> [Records supplied]
+-------+
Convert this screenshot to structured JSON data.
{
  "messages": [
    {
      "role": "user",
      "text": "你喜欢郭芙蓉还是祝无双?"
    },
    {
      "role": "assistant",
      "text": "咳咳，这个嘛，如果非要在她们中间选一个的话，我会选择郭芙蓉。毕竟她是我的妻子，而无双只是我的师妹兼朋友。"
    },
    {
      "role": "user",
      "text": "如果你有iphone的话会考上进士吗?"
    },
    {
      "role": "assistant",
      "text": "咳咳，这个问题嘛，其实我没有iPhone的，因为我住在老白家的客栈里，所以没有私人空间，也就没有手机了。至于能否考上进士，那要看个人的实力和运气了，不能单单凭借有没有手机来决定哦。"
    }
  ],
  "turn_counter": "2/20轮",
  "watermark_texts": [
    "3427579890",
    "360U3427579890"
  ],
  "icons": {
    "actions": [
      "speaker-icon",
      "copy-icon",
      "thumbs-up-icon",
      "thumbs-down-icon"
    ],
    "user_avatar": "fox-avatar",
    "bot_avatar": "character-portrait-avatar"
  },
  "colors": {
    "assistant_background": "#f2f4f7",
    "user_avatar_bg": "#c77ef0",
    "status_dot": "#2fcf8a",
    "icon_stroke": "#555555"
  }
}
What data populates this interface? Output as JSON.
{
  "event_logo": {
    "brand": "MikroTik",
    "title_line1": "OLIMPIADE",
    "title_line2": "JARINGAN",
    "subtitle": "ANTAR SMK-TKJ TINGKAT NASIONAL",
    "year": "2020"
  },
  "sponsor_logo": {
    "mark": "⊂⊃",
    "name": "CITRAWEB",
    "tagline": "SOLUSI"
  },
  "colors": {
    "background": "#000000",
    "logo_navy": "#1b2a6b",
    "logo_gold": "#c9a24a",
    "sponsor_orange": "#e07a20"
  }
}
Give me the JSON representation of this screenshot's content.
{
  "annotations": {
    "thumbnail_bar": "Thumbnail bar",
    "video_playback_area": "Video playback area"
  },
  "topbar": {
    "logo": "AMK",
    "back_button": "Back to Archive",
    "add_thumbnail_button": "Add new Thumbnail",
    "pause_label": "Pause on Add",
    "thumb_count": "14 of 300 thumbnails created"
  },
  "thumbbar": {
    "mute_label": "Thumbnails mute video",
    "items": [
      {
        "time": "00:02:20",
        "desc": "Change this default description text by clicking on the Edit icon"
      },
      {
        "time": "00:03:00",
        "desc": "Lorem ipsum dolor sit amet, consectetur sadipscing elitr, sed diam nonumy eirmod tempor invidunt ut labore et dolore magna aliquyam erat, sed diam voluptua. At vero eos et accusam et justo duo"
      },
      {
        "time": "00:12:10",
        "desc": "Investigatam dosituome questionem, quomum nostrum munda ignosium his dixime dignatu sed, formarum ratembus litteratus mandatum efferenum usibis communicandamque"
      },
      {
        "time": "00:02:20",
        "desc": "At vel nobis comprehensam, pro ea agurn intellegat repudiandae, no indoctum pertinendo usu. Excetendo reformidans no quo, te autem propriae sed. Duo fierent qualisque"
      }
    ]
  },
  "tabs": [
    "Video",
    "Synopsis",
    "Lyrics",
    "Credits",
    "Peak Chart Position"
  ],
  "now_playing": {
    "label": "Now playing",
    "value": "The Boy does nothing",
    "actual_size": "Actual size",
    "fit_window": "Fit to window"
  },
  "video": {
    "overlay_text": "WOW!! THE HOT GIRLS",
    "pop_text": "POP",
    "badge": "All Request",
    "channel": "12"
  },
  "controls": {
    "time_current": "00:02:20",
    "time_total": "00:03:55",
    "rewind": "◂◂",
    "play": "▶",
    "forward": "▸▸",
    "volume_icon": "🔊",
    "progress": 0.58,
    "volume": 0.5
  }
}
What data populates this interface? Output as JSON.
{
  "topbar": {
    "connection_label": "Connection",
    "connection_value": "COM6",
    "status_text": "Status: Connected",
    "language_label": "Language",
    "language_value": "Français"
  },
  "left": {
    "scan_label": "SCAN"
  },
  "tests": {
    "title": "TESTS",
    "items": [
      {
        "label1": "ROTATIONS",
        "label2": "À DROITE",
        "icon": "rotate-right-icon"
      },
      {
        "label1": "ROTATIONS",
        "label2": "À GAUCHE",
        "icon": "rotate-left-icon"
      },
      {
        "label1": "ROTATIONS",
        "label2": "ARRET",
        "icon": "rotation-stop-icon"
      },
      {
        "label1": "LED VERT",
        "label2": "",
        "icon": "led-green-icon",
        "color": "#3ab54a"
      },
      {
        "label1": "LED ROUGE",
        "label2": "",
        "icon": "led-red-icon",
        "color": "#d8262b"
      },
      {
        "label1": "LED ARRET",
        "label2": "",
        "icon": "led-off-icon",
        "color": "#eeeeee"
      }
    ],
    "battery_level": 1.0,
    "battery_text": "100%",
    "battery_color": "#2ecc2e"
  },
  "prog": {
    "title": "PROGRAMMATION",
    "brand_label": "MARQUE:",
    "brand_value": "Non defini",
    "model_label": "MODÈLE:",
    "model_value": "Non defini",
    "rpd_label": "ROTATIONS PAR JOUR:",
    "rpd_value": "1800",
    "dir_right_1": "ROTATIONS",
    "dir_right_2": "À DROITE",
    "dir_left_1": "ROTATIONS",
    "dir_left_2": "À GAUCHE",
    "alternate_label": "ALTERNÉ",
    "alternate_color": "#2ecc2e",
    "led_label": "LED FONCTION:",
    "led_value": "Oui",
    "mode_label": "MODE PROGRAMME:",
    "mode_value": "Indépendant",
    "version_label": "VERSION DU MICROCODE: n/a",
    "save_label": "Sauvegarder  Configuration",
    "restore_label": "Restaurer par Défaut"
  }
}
+-------+
> [What the task asks] Return the full listing, character for character.

> [Exercise answer]
Convert this screenshot to structured JSON data.
{
  "messages": [
    {
      "role": "user",
      "text": "你喜欢郭芙蓉还是祝无双?"
    },
    {
      "role": "assistant",
      "text": "咳咳，这个嘛，如果非要在她们中间选一个的话，我会选择郭芙蓉。毕竟她是我的妻子，而无双只是我的师妹兼朋友。"
    },
    {
      "role": "user",
      "text": "如果你有iphone的话会考上进士吗?"
    },
    {
      "role": "assistant",
      "text": "咳咳，这个问题嘛，其实我没有iPhone的，因为我住在老白家的客栈里，所以没有私人空间，也就没有手机了。至于能否考上进士，那要看个人的实力和运气了，不能单单凭借有没有手机来决定哦。"
    }
  ],
  "turn_counter": "2/20轮",
  "watermark_texts": [
    "3427579890",
    "360U3427579890"
  ],
  "icons": {
    "actions": [
      "speaker-icon",
      "copy-icon",
      "thumbs-up-icon",
      "thumbs-down-icon"
    ],
    "user_avatar": "fox-avatar",
    "bot_avatar": "character-portrait-avatar"
  },
  "colors": {
    "assistant_background": "#f2f4f7",
    "user_avatar_bg": "#c77ef0",
    "status_dot": "#2fcf8a",
    "icon_stroke": "#555555"
  }
}
What data populates this interface? Output as JSON.
{
  "event_logo": {
    "brand": "MikroTik",
    "title_line1": "OLIMPIADE",
    "title_line2": "JARINGAN",
    "subtitle": "ANTAR SMK-TKJ TINGKAT NASIONAL",
    "year": "2020"
  },
  "sponsor_logo": {
    "mark": "⊂⊃",
    "name": "CITRAWEB",
    "tagline": "SOLUSI"
  },
  "colors": {
    "background": "#000000",
    "logo_navy": "#1b2a6b",
    "logo_gold": "#c9a24a",
    "sponsor_orange": "#e07a20"
  }
}
Give me the JSON representation of this screenshot's content.
{
  "annotations": {
    "thumbnail_bar": "Thumbnail bar",
    "video_playback_area": "Video playback area"
  },
  "topbar": {
    "logo": "AMK",
    "back_button": "Back to Archive",
    "add_thumbnail_button": "Add new Thumbnail",
    "pause_label": "Pause on Add",
    "thumb_count": "14 of 300 thumbnails created"
  },
  "thumbbar": {
    "mute_label": "Thumbnails mute video",
    "items": [
      {
        "time": "00:02:20",
        "desc": "Change this default description text by clicking on the Edit icon"
      },
      {
        "time": "00:03:00",
        "desc": "Lorem ipsum dolor sit amet, consectetur sadipscing elitr, sed diam nonumy eirmod tempor invidunt ut labore et dolore magna aliquyam erat, sed diam voluptua. At vero eos et accusam et justo duo"
      },
      {
        "time": "00:12:10",
        "desc": "Investigatam dosituome questionem, quomum nostrum munda ignosium his dixime dignatu sed, formarum ratembus litteratus mandatum efferenum usibis communicandamque"
      },
      {
        "time": "00:02:20",
        "desc": "At vel nobis comprehensam, pro ea agurn intellegat repudiandae, no indoctum pertinendo usu. Excetendo reformidans no quo, te autem propriae sed. Duo fierent qualisque"
      }
    ]
  },
  "tabs": [
    "Video",
    "Synopsis",
    "Lyrics",
    "Credits",
    "Peak Chart Position"
  ],
  "now_playing": {
    "label": "Now playing",
    "value": "The Boy does nothing",
    "actual_size": "Actual size",
    "fit_window": "Fit to window"
  },
  "video": {
    "overlay_text": "WOW!! THE HOT GIRLS",
    "pop_text": "POP",
    "badge": "All Request",
    "channel": "12"
  },
  "controls": {
    "time_current": "00:02:20",
    "time_total": "00:03:55",
    "rewind": "◂◂",
    "play": "▶",
    "forward": "▸▸",
    "volume_icon": "🔊",
    "progress": 0.58,
    "volume": 0.5
  }
}
What data populates this interface? Output as JSON.
{
  "topbar": {
    "connection_label": "Connection",
    "connection_value": "COM6",
    "status_text": "Status: Connected",
    "language_label": "Language",
    "language_value": "Français"
  },
  "left": {
    "scan_label": "SCAN"
  },
  "tests": {
    "title": "TESTS",
    "items": [
      {
        "label1": "ROTATIONS",
        "label2": "À DROITE",
        "icon": "rotate-right-icon"
      },
      {
        "label1": "ROTATIONS",
        "label2": "À GAUCHE",
        "icon": "rotate-left-icon"
      },
      {
        "label1": "ROTATIONS",
        "label2": "ARRET",
        "icon": "rotation-stop-icon"
      },
      {
        "label1": "LED VERT",
        "label2": "",
        "icon": "led-green-icon",
        "color": "#3ab54a"
      },
      {
        "label1": "LED ROUGE",
        "label2": "",
        "icon": "led-red-icon",
        "color": "#d8262b"
      },
      {
        "label1": "LED ARRET",
        "label2": "",
        "icon": "led-off-icon",
        "color": "#eeeeee"
      }
    ],
    "battery_level": 1.0,
    "battery_text": "100%",
    "battery_color": "#2ecc2e"
  },
  "prog": {
    "title": "PROGRAMMATION",
    "brand_label": "MARQUE:",
    "brand_value": "Non defini",
    "model_label": "MODÈLE:",
    "model_value": "Non defini",
    "rpd_label": "ROTATIONS PAR JOUR:",
    "rpd_value": "1800",
    "dir_right_1": "ROTATIONS",
    "dir_right_2": "À DROITE",
    "dir_left_1": "ROTATIONS",
    "dir_left_2": "À GAUCHE",
    "alternate_label": "ALTERNÉ",
    "alternate_color": "#2ecc2e",
    "led_label": "LED FONCTION:",
    "led_value": "Oui",
    "mode_label": "MODE PROGRAMME:",
    "mode_value": "Indépendant",
    "version_label": "VERSION DU MICROCODE: n/a",
    "save_label": "Sauvegarder  Configuration",
    "restore_label": "Restaurer par Défaut"
  }
}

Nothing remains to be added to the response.